→ **READING TEXT**
------------------------------------------------

A den is a snug place to curl up with a book, or a place close friends gather to discuss ideas. The Den was the theme of our second anthology, each story had to include a den of some kind. I asked the other members of the Scribblers' Den if their stories were unique - specially written for the anthology or if they were offshoots from other books involving familiar characters. Here's what they told me.

Jack Tyler
When Bryce [Raffle] announced the second anthology, and offered such a generous lead time to get a story ready, I decided to try my hand. I'm one of those guys who always has the ready quip, the snide remark, the titillating double-entendre, to the point that it is often suggested by people who know me personally that I should write comedy. Here, I thought, was a golden opportunity to try. What could be funny, and involve a den? My mind lit on a couple of con men, Laurel & Hardy types, who decide as their next scam to set themselves up as a sort of Victorian Ghostbusters. Now, what might happen to these guys if they ran into a real ghost?

------------------------------------------------

→ **WORK REQUIRED**
In the text about the Den anthology, list each kind of remark Jack Tyler says he always has ready.

------------------------------------------------

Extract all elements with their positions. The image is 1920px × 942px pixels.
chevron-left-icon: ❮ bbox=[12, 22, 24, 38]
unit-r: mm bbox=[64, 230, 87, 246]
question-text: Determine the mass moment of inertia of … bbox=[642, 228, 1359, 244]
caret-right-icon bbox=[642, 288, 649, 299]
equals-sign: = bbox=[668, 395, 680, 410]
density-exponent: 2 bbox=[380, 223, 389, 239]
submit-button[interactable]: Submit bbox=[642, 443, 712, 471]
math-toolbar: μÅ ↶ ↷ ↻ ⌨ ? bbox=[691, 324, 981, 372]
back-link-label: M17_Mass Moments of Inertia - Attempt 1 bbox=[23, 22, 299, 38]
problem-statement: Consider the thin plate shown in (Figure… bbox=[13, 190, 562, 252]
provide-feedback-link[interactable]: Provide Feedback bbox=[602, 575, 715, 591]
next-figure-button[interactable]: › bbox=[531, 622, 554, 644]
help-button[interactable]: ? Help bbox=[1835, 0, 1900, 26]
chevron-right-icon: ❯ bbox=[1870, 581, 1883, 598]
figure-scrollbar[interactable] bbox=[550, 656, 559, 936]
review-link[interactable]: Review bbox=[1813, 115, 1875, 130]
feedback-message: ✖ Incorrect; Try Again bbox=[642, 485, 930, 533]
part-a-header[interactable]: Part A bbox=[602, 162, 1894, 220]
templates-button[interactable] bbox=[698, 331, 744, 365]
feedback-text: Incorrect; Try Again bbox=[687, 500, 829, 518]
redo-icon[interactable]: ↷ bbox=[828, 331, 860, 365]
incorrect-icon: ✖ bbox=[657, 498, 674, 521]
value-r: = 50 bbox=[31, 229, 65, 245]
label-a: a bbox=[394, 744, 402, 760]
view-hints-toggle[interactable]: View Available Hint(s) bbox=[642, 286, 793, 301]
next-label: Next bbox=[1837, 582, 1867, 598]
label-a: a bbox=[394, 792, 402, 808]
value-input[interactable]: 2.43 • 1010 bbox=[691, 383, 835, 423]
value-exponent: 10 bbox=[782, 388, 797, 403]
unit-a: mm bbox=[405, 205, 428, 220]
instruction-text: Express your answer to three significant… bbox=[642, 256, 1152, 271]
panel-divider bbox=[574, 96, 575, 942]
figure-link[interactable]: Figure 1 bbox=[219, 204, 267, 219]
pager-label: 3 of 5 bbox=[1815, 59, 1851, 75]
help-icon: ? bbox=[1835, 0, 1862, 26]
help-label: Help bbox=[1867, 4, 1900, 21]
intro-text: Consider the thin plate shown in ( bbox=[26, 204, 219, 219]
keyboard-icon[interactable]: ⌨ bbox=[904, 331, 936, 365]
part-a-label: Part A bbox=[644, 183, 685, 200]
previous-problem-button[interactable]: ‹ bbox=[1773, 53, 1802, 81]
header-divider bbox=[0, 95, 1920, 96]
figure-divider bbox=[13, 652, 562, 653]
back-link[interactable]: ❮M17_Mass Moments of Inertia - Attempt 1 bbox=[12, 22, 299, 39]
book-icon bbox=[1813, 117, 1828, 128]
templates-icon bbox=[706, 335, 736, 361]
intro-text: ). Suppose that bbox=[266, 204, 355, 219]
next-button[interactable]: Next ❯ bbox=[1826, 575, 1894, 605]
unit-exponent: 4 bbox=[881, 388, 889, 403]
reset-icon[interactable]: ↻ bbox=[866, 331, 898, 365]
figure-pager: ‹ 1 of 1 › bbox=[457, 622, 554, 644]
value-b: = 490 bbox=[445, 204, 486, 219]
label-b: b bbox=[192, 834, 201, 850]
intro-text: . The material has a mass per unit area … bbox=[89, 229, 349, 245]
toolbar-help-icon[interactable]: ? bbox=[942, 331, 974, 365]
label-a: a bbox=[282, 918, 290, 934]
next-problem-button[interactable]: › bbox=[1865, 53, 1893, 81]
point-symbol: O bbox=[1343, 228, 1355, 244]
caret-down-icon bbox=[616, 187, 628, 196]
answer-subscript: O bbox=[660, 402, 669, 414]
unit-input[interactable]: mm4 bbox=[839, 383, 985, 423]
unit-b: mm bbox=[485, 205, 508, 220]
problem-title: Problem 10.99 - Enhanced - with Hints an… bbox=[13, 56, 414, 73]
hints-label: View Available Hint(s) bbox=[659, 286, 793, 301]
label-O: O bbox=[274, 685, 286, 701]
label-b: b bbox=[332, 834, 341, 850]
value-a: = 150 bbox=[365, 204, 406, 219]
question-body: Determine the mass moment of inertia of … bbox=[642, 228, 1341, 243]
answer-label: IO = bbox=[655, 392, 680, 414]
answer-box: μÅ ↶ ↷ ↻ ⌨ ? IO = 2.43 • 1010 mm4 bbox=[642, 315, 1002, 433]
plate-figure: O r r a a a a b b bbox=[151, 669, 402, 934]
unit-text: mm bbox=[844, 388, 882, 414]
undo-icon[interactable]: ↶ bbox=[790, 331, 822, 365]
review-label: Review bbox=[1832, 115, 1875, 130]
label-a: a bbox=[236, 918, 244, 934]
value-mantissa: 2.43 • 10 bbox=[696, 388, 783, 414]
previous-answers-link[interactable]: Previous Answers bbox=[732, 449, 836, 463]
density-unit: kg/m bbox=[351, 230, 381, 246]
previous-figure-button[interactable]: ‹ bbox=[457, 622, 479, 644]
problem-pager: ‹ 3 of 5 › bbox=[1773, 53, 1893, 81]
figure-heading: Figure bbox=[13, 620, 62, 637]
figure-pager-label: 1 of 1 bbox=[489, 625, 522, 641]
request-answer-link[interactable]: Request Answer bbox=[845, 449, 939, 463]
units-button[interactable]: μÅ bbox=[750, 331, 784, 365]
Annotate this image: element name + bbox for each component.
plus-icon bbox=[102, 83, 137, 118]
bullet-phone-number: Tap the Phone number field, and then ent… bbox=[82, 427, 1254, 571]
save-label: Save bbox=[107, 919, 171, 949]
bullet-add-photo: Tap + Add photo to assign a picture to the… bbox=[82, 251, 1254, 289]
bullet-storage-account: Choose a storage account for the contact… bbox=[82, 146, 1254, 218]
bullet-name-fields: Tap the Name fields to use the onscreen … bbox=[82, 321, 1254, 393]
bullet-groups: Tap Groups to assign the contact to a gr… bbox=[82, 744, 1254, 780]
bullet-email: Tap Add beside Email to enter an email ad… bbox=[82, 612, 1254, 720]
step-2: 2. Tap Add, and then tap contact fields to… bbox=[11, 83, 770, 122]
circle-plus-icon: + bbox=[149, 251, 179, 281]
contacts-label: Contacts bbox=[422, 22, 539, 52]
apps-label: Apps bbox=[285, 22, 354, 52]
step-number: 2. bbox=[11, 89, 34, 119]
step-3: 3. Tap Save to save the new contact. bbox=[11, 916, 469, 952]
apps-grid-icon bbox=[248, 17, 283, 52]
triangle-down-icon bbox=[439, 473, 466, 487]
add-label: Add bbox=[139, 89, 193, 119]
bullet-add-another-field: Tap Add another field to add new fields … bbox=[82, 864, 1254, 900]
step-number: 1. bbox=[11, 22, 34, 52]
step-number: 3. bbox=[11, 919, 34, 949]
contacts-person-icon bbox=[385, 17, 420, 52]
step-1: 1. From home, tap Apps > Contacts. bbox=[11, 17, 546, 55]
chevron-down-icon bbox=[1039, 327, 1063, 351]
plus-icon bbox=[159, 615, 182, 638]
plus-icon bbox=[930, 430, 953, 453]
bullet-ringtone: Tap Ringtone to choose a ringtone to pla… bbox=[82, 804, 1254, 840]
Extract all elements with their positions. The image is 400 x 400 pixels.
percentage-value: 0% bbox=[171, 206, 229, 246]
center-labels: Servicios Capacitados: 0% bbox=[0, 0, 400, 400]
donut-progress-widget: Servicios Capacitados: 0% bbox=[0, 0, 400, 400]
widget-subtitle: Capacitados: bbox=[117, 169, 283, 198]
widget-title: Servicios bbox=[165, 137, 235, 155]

------------------------------------------------

→ **TASK SOLUTION**
- the ready quip
- the snide remark
- the titillating double-entendre